[WORK REQUIRED] The records should be written out in full, with nothing altered.

[DATA FOR THIS TASK]

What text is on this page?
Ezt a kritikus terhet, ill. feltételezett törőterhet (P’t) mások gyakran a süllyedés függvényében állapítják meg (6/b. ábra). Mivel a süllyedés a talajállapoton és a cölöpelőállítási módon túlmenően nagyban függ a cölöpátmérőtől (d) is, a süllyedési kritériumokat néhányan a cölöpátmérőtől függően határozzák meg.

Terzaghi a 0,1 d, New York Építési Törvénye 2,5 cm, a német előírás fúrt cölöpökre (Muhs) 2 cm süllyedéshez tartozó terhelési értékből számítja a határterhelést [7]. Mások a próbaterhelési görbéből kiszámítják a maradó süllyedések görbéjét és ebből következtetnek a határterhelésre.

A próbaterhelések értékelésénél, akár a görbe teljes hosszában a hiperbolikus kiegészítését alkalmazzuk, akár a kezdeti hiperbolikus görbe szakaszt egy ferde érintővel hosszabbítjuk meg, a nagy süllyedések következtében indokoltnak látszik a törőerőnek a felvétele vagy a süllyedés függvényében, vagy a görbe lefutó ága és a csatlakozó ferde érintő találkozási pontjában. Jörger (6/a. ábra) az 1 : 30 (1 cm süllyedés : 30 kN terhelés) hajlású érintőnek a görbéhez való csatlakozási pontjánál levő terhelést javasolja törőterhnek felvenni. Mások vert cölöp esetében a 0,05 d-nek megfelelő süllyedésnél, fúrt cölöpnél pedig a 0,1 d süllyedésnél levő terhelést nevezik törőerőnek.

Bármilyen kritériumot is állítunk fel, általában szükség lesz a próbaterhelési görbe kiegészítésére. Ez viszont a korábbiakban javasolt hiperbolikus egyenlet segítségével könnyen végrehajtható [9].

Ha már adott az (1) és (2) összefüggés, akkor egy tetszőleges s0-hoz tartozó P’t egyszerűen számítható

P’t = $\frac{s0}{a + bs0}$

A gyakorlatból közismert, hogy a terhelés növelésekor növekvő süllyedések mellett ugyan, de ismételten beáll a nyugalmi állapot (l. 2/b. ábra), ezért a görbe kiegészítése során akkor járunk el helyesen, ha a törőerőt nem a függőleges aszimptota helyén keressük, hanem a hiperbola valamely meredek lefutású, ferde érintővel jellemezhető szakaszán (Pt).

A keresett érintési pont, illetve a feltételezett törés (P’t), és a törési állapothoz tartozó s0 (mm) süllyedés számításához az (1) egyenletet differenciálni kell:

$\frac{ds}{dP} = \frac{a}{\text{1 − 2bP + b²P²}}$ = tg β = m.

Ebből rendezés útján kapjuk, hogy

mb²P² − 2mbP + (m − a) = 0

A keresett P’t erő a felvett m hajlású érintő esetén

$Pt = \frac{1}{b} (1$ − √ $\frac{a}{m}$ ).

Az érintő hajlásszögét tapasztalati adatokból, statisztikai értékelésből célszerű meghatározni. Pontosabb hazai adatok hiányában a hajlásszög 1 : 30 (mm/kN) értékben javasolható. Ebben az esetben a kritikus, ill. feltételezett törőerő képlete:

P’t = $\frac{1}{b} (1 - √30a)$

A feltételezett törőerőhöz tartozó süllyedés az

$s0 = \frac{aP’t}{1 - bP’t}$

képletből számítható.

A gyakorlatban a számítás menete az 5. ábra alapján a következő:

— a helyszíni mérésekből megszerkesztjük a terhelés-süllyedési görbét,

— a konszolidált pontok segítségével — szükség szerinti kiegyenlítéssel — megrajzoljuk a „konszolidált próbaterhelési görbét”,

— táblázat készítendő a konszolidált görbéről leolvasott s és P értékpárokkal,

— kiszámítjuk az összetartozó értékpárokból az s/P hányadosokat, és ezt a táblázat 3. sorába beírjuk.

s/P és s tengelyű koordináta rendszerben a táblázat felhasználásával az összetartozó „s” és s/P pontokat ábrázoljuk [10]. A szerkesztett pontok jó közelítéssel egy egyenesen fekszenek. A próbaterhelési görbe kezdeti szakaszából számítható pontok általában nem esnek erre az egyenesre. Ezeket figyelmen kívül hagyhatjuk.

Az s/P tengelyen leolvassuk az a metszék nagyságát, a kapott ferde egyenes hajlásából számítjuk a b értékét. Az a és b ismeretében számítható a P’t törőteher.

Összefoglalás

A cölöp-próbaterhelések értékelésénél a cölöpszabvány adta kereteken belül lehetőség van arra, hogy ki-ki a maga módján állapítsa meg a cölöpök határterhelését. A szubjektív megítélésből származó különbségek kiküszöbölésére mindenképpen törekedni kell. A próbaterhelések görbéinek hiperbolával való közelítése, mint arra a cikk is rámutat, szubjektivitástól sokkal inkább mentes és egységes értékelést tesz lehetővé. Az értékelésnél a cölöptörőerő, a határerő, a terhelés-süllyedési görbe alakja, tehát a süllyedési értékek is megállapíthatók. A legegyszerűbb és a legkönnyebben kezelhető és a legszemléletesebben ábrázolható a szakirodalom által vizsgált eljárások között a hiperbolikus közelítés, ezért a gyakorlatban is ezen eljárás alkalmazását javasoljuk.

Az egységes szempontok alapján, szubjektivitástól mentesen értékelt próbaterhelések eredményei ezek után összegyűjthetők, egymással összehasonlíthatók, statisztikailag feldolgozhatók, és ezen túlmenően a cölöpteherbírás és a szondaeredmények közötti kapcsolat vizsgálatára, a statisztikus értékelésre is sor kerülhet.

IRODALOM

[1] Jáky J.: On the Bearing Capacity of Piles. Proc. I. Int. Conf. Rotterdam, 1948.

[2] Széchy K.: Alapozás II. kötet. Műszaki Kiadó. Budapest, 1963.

[ANSWER TO THE PROBLEM]
What text is on this page?
Ezt a kritikus terhet, ill. feltételezett törőterhet (P’t) mások gyakran a süllyedés függvényében állapítják meg (6/b. ábra). Mivel a süllyedés a talajállapoton és a cölöpelőállítási módon túlmenően nagyban függ a cölöpátmérőtől (d) is, a süllyedési kritériumokat néhányan a cölöpátmérőtől függően határozzák meg.

Terzaghi a 0,1 d, New York Építési Törvénye 2,5 cm, a német előírás fúrt cölöpökre (Muhs) 2 cm süllyedéshez tartozó terhelési értékből számítja a határterhelést [7]. Mások a próbaterhelési görbéből kiszámítják a maradó süllyedések görbéjét és ebből következtetnek a határterhelésre.

A próbaterhelések értékelésénél, akár a görbe teljes hosszában a hiperbolikus kiegészítését alkalmazzuk, akár a kezdeti hiperbolikus görbe szakaszt egy ferde érintővel hosszabbítjuk meg, a nagy süllyedések következtében indokoltnak látszik a törőerőnek a felvétele vagy a süllyedés függvényében, vagy a görbe lefutó ága és a csatlakozó ferde érintő találkozási pontjában. Jörger (6/a. ábra) az 1 : 30 (1 cm süllyedés : 30 kN terhelés) hajlású érintőnek a görbéhez való csatlakozási pontjánál levő terhelést javasolja törőterhnek felvenni. Mások vert cölöp esetében a 0,05 d-nek megfelelő süllyedésnél, fúrt cölöpnél pedig a 0,1 d süllyedésnél levő terhelést nevezik törőerőnek.

Bármilyen kritériumot is állítunk fel, általában szükség lesz a próbaterhelési görbe kiegészítésére. Ez viszont a korábbiakban javasolt hiperbolikus egyenlet segítségével könnyen végrehajtható [9].

Ha már adott az (1) és (2) összefüggés, akkor egy tetszőleges s0-hoz tartozó P’t egyszerűen számítható

P’t = $\frac{s0}{a + bs0}$

A gyakorlatból közismert, hogy a terhelés növelésekor növekvő süllyedések mellett ugyan, de ismételten beáll a nyugalmi állapot (l. 2/b. ábra), ezért a görbe kiegészítése során akkor járunk el helyesen, ha a törőerőt nem a függőleges aszimptota helyén keressük, hanem a hiperbola valamely meredek lefutású, ferde érintővel jellemezhető szakaszán (Pt).

A keresett érintési pont, illetve a feltételezett törés (P’t), és a törési állapothoz tartozó s0 (mm) süllyedés számításához az (1) egyenletet differenciálni kell:

$\frac{ds}{dP} = \frac{a}{\text{1 − 2bP + b²P²}}$ = tg β = m.

Ebből rendezés útján kapjuk, hogy

mb²P² − 2mbP + (m − a) = 0

A keresett P’t erő a felvett m hajlású érintő esetén

$Pt = \frac{1}{b} (1$ − √ $\frac{a}{m}$ ).

Az érintő hajlásszögét tapasztalati adatokból, statisztikai értékelésből célszerű meghatározni. Pontosabb hazai adatok hiányában a hajlásszög 1 : 30 (mm/kN) értékben javasolható. Ebben az esetben a kritikus, ill. feltételezett törőerő képlete:

P’t = $\frac{1}{b} (1 - √30a)$

A feltételezett törőerőhöz tartozó süllyedés az

$s0 = \frac{aP’t}{1 - bP’t}$

képletből számítható.

A gyakorlatban a számítás menete az 5. ábra alapján a következő:

— a helyszíni mérésekből megszerkesztjük a terhelés-süllyedési görbét,

— a konszolidált pontok segítségével — szükség szerinti kiegyenlítéssel — megrajzoljuk a „konszolidált próbaterhelési görbét”,

— táblázat készítendő a konszolidált görbéről leolvasott s és P értékpárokkal,

— kiszámítjuk az összetartozó értékpárokból az s/P hányadosokat, és ezt a táblázat 3. sorába beírjuk.

s/P és s tengelyű koordináta rendszerben a táblázat felhasználásával az összetartozó „s” és s/P pontokat ábrázoljuk [10]. A szerkesztett pontok jó közelítéssel egy egyenesen fekszenek. A próbaterhelési görbe kezdeti szakaszából számítható pontok általában nem esnek erre az egyenesre. Ezeket figyelmen kívül hagyhatjuk.

Az s/P tengelyen leolvassuk az a metszék nagyságát, a kapott ferde egyenes hajlásából számítjuk a b értékét. Az a és b ismeretében számítható a P’t törőteher.

Összefoglalás

A cölöp-próbaterhelések értékelésénél a cölöpszabvány adta kereteken belül lehetőség van arra, hogy ki-ki a maga módján állapítsa meg a cölöpök határterhelését. A szubjektív megítélésből származó különbségek kiküszöbölésére mindenképpen törekedni kell. A próbaterhelések görbéinek hiperbolával való közelítése, mint arra a cikk is rámutat, szubjektivitástól sokkal inkább mentes és egységes értékelést tesz lehetővé. Az értékelésnél a cölöptörőerő, a határerő, a terhelés-süllyedési görbe alakja, tehát a süllyedési értékek is megállapíthatók. A legegyszerűbb és a legkönnyebben kezelhető és a legszemléletesebben ábrázolható a szakirodalom által vizsgált eljárások között a hiperbolikus közelítés, ezért a gyakorlatban is ezen eljárás alkalmazását javasoljuk.

Az egységes szempontok alapján, szubjektivitástól mentesen értékelt próbaterhelések eredményei ezek után összegyűjthetők, egymással összehasonlíthatók, statisztikailag feldolgozhatók, és ezen túlmenően a cölöpteherbírás és a szondaeredmények közötti kapcsolat vizsgálatára, a statisztikus értékelésre is sor kerülhet.

IRODALOM

[1] Jáky J.: On the Bearing Capacity of Piles. Proc. I. Int. Conf. Rotterdam, 1948.

[2] Széchy K.: Alapozás II. kötet. Műszaki Kiadó. Budapest, 1963.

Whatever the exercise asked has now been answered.